Exercise goal: For this exercise, copy out each line of the material below that includes "számú".

[Begin]

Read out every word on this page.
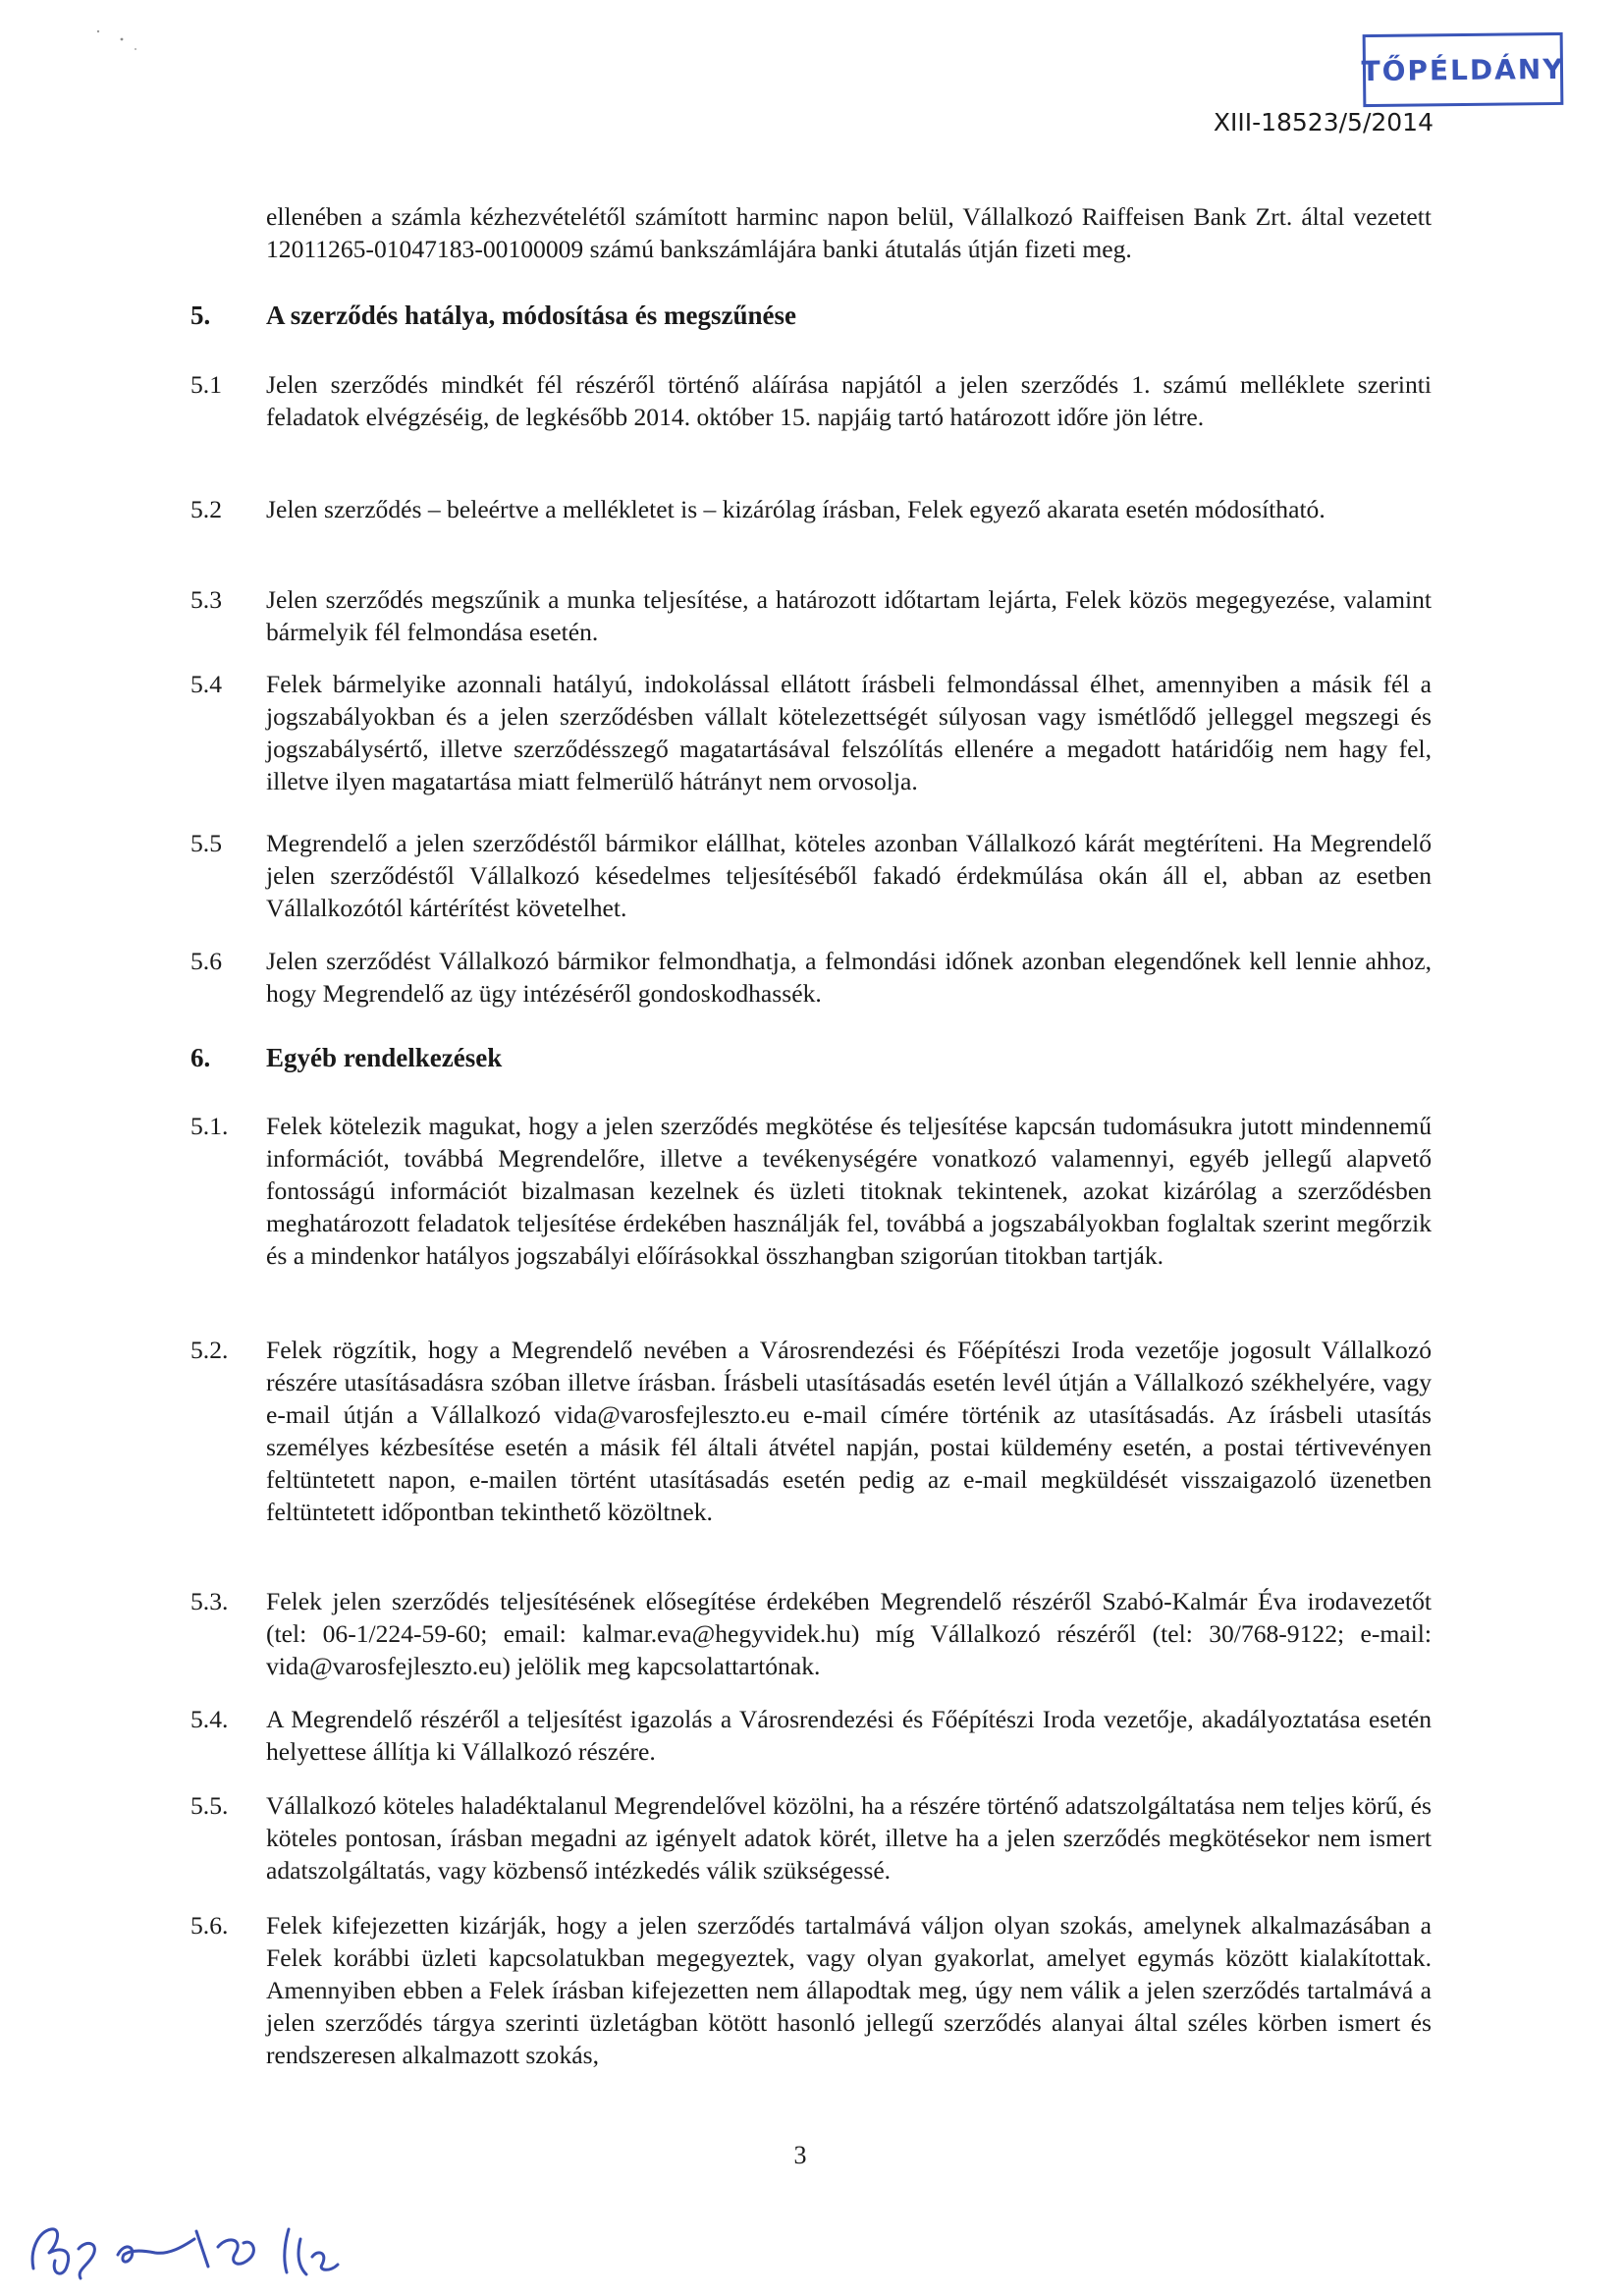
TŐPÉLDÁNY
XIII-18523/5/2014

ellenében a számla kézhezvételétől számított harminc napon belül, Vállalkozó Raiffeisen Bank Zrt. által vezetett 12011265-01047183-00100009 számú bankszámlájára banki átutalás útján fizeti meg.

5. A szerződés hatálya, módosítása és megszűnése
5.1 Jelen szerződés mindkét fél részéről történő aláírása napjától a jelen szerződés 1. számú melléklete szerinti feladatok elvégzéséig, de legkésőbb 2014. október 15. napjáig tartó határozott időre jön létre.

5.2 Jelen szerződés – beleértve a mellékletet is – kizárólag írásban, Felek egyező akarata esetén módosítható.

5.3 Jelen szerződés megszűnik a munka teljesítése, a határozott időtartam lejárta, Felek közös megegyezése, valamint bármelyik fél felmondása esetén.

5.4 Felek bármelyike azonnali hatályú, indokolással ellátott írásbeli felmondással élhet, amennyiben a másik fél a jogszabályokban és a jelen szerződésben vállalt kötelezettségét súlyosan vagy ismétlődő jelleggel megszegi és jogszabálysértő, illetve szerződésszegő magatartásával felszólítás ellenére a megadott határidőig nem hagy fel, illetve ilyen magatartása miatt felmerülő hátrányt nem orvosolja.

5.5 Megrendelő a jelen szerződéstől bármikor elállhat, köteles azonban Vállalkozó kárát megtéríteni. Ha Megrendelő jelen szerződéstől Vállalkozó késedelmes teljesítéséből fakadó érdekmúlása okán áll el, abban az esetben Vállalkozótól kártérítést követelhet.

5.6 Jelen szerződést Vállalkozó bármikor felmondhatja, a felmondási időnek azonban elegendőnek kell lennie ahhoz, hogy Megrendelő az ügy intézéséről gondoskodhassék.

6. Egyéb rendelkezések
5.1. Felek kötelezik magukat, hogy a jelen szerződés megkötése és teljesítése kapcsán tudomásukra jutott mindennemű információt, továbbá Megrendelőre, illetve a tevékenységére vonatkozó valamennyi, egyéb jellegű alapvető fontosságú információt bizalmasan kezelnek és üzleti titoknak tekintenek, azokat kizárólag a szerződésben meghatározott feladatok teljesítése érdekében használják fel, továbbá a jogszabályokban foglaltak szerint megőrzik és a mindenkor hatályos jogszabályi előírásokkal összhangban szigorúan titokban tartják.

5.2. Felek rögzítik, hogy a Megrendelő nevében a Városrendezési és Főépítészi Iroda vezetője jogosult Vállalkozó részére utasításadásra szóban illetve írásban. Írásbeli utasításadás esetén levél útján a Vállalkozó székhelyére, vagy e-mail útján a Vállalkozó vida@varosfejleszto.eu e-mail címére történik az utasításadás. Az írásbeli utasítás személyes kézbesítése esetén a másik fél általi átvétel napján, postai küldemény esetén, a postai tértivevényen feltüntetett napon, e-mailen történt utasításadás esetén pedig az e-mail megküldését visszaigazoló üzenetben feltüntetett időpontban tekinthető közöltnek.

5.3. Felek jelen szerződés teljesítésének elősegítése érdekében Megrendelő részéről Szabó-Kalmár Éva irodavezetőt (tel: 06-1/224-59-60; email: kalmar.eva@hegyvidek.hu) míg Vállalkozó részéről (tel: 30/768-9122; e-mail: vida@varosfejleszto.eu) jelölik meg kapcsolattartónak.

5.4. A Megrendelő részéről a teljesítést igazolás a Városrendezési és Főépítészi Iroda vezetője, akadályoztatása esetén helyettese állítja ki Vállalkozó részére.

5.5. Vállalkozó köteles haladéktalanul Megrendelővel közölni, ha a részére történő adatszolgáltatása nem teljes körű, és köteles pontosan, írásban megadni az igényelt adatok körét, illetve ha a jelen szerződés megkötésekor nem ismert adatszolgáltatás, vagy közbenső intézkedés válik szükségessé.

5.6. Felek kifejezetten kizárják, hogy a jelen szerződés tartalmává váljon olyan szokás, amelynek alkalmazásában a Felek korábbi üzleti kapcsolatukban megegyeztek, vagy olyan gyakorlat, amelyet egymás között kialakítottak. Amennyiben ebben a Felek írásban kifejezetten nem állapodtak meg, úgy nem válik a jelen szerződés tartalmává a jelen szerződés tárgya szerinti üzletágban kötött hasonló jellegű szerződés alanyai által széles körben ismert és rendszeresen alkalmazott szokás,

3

[End]

Expected answer:
ellenében a számla kézhezvételétől számított harminc napon belül, Vállalkozó Raiffeisen Bank Zrt. által vezetett 12011265-01047183-00100009 számú bankszámlájára banki átutalás útján fizeti meg.
5.1 Jelen szerződés mindkét fél részéről történő aláírása napjától a jelen szerződés 1. számú melléklete szerinti feladatok elvégzéséig, de legkésőbb 2014. október 15. napjáig tartó határozott időre jön létre.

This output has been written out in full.